MATERIALS PROVIDED:
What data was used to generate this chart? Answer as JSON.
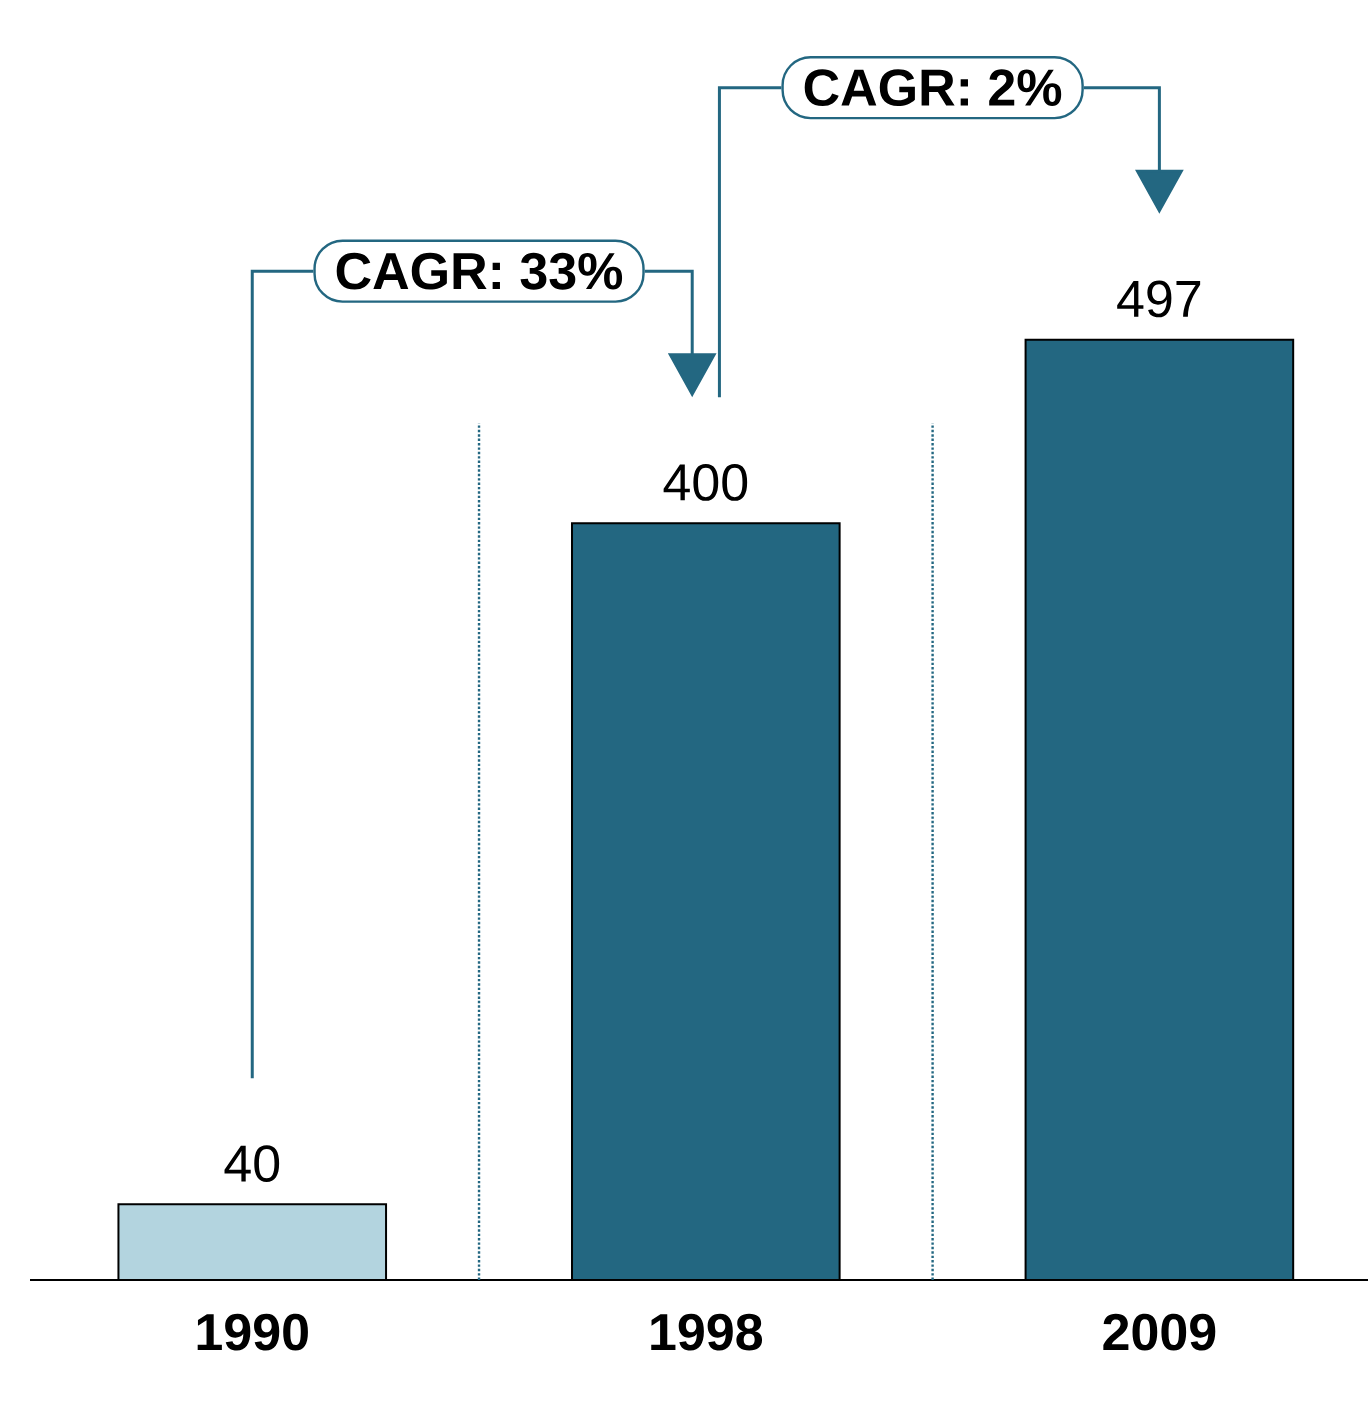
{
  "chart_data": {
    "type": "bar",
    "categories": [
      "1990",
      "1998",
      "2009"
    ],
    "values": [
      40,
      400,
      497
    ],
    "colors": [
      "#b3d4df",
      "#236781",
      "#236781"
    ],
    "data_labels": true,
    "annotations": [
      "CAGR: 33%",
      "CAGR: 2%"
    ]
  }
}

EXERCISE BRIEF: Write out the records above exactly as they stand, leaving out every picture.

WRITTEN SOLUTION:
What data was used to generate this chart? Answer as JSON.
{
  "chart_data": {
    "type": "bar",
    "categories": [
      "1990",
      "1998",
      "2009"
    ],
    "values": [
      40,
      400,
      497
    ],
    "colors": [
      "#b3d4df",
      "#236781",
      "#236781"
    ],
    "data_labels": true,
    "annotations": [
      "CAGR: 33%",
      "CAGR: 2%"
    ]
  }
}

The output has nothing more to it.